EXERCISE = Give the number of lines in the listing below that include the word "Windows", with nothing more.

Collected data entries
§

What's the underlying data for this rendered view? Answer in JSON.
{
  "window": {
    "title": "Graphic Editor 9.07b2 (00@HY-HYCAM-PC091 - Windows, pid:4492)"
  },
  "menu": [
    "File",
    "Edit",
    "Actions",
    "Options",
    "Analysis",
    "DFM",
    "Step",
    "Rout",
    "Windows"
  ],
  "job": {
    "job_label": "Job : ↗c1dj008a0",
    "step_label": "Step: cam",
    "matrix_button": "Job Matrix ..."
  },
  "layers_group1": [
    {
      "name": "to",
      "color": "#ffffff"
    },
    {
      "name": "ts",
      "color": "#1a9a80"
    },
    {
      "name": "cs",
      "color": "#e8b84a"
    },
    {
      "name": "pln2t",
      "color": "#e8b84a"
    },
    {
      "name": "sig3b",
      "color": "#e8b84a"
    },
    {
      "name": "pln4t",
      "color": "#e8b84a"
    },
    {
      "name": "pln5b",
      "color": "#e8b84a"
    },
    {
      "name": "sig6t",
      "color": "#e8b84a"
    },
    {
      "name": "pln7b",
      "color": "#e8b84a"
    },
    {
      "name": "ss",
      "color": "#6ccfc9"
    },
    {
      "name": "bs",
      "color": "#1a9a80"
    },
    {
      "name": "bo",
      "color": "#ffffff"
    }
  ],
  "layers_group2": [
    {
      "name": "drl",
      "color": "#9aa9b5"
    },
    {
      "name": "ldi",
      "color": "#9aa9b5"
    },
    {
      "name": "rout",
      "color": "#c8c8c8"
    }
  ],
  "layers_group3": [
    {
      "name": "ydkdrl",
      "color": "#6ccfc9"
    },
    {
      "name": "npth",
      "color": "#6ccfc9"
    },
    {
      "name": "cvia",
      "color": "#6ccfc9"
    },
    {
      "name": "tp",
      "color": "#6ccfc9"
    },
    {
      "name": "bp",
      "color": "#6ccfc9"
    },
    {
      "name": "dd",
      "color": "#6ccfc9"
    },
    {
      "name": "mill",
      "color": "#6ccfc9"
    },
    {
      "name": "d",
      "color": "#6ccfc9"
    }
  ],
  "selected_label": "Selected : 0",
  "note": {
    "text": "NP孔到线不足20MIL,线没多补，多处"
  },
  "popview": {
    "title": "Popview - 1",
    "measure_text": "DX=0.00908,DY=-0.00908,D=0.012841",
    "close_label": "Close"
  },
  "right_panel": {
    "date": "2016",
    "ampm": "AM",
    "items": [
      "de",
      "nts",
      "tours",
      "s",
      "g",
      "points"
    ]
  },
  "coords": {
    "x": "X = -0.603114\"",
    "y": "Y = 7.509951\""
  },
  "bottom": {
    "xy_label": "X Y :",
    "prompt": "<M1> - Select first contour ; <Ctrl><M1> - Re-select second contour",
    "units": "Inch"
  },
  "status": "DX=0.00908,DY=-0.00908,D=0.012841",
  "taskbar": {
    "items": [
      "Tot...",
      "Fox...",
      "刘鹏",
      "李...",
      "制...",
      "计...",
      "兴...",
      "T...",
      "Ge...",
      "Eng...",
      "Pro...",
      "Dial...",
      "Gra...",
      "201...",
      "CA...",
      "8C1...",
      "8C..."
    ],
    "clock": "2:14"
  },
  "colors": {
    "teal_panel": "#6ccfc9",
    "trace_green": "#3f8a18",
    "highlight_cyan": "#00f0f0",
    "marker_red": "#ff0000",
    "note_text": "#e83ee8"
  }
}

§

RESPONSE TO THIS EXERCISE = 2